▶ [Instructions to follow]: Skip the pictures and extract all of the lines exactly as written.

————————

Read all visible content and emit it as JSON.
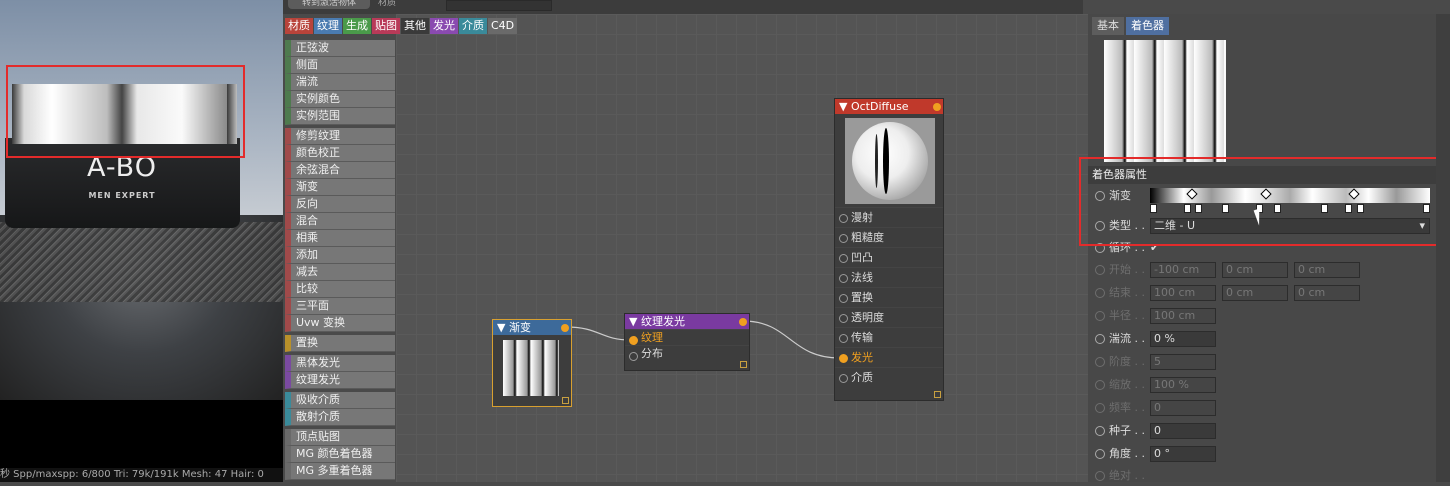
{
  "topbar": {
    "button_label": "转到激活物体",
    "label": "材质",
    "field_value": ""
  },
  "viewport": {
    "brand": "A-BO",
    "brand_sub": "MEN EXPERT",
    "status": "秒  Spp/maxspp: 6/800    Tri: 79k/191k  Mesh: 47   Hair: 0"
  },
  "category_tabs": [
    {
      "label": "材质",
      "color": "#b8433a"
    },
    {
      "label": "纹理",
      "color": "#4a7bb0"
    },
    {
      "label": "生成",
      "color": "#4a9a4a"
    },
    {
      "label": "贴图",
      "color": "#b83a58"
    },
    {
      "label": "其他",
      "color": "#3a3a3a"
    },
    {
      "label": "发光",
      "color": "#8a4ab0"
    },
    {
      "label": "介质",
      "color": "#3a8a9a"
    },
    {
      "label": "C4D",
      "color": "#6a6a6a"
    }
  ],
  "category_list": [
    {
      "label": "正弦波",
      "accent": "#4e7a4e"
    },
    {
      "label": "侧面",
      "accent": "#4e7a4e"
    },
    {
      "label": "湍流",
      "accent": "#4e7a4e"
    },
    {
      "label": "实例颜色",
      "accent": "#4e7a4e"
    },
    {
      "label": "实例范围",
      "accent": "#4e7a4e"
    },
    {
      "label": "修剪纹理",
      "accent": "#a04a4a"
    },
    {
      "label": "颜色校正",
      "accent": "#a04a4a"
    },
    {
      "label": "余弦混合",
      "accent": "#a04a4a"
    },
    {
      "label": "渐变",
      "accent": "#a04a4a"
    },
    {
      "label": "反向",
      "accent": "#a04a4a"
    },
    {
      "label": "混合",
      "accent": "#a04a4a"
    },
    {
      "label": "相乘",
      "accent": "#a04a4a"
    },
    {
      "label": "添加",
      "accent": "#a04a4a"
    },
    {
      "label": "减去",
      "accent": "#a04a4a"
    },
    {
      "label": "比较",
      "accent": "#a04a4a"
    },
    {
      "label": "三平面",
      "accent": "#a04a4a"
    },
    {
      "label": "Uvw 变换",
      "accent": "#a04a4a"
    },
    {
      "label": "置换",
      "accent": "#b8902a"
    },
    {
      "label": "黑体发光",
      "accent": "#7a4aa0"
    },
    {
      "label": "纹理发光",
      "accent": "#7a4aa0"
    },
    {
      "label": "吸收介质",
      "accent": "#3a8a9a"
    },
    {
      "label": "散射介质",
      "accent": "#3a8a9a"
    },
    {
      "label": "顶点贴图",
      "accent": "#6a6a6a"
    },
    {
      "label": "MG 颜色着色器",
      "accent": "#6a6a6a"
    },
    {
      "label": "MG 多重着色器",
      "accent": "#6a6a6a"
    }
  ],
  "nodes": {
    "gradient": {
      "title": "渐变",
      "color": "#3d6a9a"
    },
    "texture_emission": {
      "title": "纹理发光",
      "color": "#7a3aa0",
      "ports": [
        "纹理",
        "分布"
      ]
    },
    "oct_diffuse": {
      "title": "OctDiffuse",
      "color": "#c0392b",
      "ports": [
        "漫射",
        "粗糙度",
        "凹凸",
        "法线",
        "置换",
        "透明度",
        "传输",
        "发光",
        "介质"
      ]
    }
  },
  "right_panel": {
    "tabs": [
      "基本",
      "着色器"
    ],
    "active_tab": "着色器",
    "section_title": "着色器属性",
    "gradient_label": "渐变",
    "type_label": "类型 . .",
    "type_value": "二维 - U",
    "loop_label": "循环 . .",
    "start_label": "开始 . .",
    "start_values": [
      "-100 cm",
      "0 cm",
      "0 cm"
    ],
    "end_label": "结束 . .",
    "end_values": [
      "100 cm",
      "0 cm",
      "0 cm"
    ],
    "radius_label": "半径 . .",
    "radius_value": "100 cm",
    "turb_label": "湍流 . .",
    "turb_value": "0 %",
    "order_label": "阶度 . .",
    "order_value": "5",
    "scale_label": "缩放 . .",
    "scale_value": "100 %",
    "freq_label": "频率 . .",
    "freq_value": "0",
    "seed_label": "种子 . .",
    "seed_value": "0",
    "angle_label": "角度 . .",
    "angle_value": "0 °",
    "absolute_label": "绝对 . ."
  }
}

————————

▶ [Result of the exercise]:
Read all visible content and emit it as JSON.
{
  "topbar": {
    "button_label": "转到激活物体",
    "label": "材质",
    "field_value": ""
  },
  "viewport": {
    "brand": "A-BO",
    "brand_sub": "MEN EXPERT",
    "status": "秒  Spp/maxspp: 6/800    Tri: 79k/191k  Mesh: 47   Hair: 0"
  },
  "category_tabs": [
    {
      "label": "材质",
      "color": "#b8433a"
    },
    {
      "label": "纹理",
      "color": "#4a7bb0"
    },
    {
      "label": "生成",
      "color": "#4a9a4a"
    },
    {
      "label": "贴图",
      "color": "#b83a58"
    },
    {
      "label": "其他",
      "color": "#3a3a3a"
    },
    {
      "label": "发光",
      "color": "#8a4ab0"
    },
    {
      "label": "介质",
      "color": "#3a8a9a"
    },
    {
      "label": "C4D",
      "color": "#6a6a6a"
    }
  ],
  "category_list": [
    {
      "label": "正弦波",
      "accent": "#4e7a4e"
    },
    {
      "label": "侧面",
      "accent": "#4e7a4e"
    },
    {
      "label": "湍流",
      "accent": "#4e7a4e"
    },
    {
      "label": "实例颜色",
      "accent": "#4e7a4e"
    },
    {
      "label": "实例范围",
      "accent": "#4e7a4e"
    },
    {
      "label": "修剪纹理",
      "accent": "#a04a4a"
    },
    {
      "label": "颜色校正",
      "accent": "#a04a4a"
    },
    {
      "label": "余弦混合",
      "accent": "#a04a4a"
    },
    {
      "label": "渐变",
      "accent": "#a04a4a"
    },
    {
      "label": "反向",
      "accent": "#a04a4a"
    },
    {
      "label": "混合",
      "accent": "#a04a4a"
    },
    {
      "label": "相乘",
      "accent": "#a04a4a"
    },
    {
      "label": "添加",
      "accent": "#a04a4a"
    },
    {
      "label": "减去",
      "accent": "#a04a4a"
    },
    {
      "label": "比较",
      "accent": "#a04a4a"
    },
    {
      "label": "三平面",
      "accent": "#a04a4a"
    },
    {
      "label": "Uvw 变换",
      "accent": "#a04a4a"
    },
    {
      "label": "置换",
      "accent": "#b8902a"
    },
    {
      "label": "黑体发光",
      "accent": "#7a4aa0"
    },
    {
      "label": "纹理发光",
      "accent": "#7a4aa0"
    },
    {
      "label": "吸收介质",
      "accent": "#3a8a9a"
    },
    {
      "label": "散射介质",
      "accent": "#3a8a9a"
    },
    {
      "label": "顶点贴图",
      "accent": "#6a6a6a"
    },
    {
      "label": "MG 颜色着色器",
      "accent": "#6a6a6a"
    },
    {
      "label": "MG 多重着色器",
      "accent": "#6a6a6a"
    }
  ],
  "nodes": {
    "gradient": {
      "title": "渐变",
      "color": "#3d6a9a"
    },
    "texture_emission": {
      "title": "纹理发光",
      "color": "#7a3aa0",
      "ports": [
        "纹理",
        "分布"
      ]
    },
    "oct_diffuse": {
      "title": "OctDiffuse",
      "color": "#c0392b",
      "ports": [
        "漫射",
        "粗糙度",
        "凹凸",
        "法线",
        "置换",
        "透明度",
        "传输",
        "发光",
        "介质"
      ]
    }
  },
  "right_panel": {
    "tabs": [
      "基本",
      "着色器"
    ],
    "active_tab": "着色器",
    "section_title": "着色器属性",
    "gradient_label": "渐变",
    "type_label": "类型 . .",
    "type_value": "二维 - U",
    "loop_label": "循环 . .",
    "start_label": "开始 . .",
    "start_values": [
      "-100 cm",
      "0 cm",
      "0 cm"
    ],
    "end_label": "结束 . .",
    "end_values": [
      "100 cm",
      "0 cm",
      "0 cm"
    ],
    "radius_label": "半径 . .",
    "radius_value": "100 cm",
    "turb_label": "湍流 . .",
    "turb_value": "0 %",
    "order_label": "阶度 . .",
    "order_value": "5",
    "scale_label": "缩放 . .",
    "scale_value": "100 %",
    "freq_label": "频率 . .",
    "freq_value": "0",
    "seed_label": "种子 . .",
    "seed_value": "0",
    "angle_label": "角度 . .",
    "angle_value": "0 °",
    "absolute_label": "绝对 . ."
  }
}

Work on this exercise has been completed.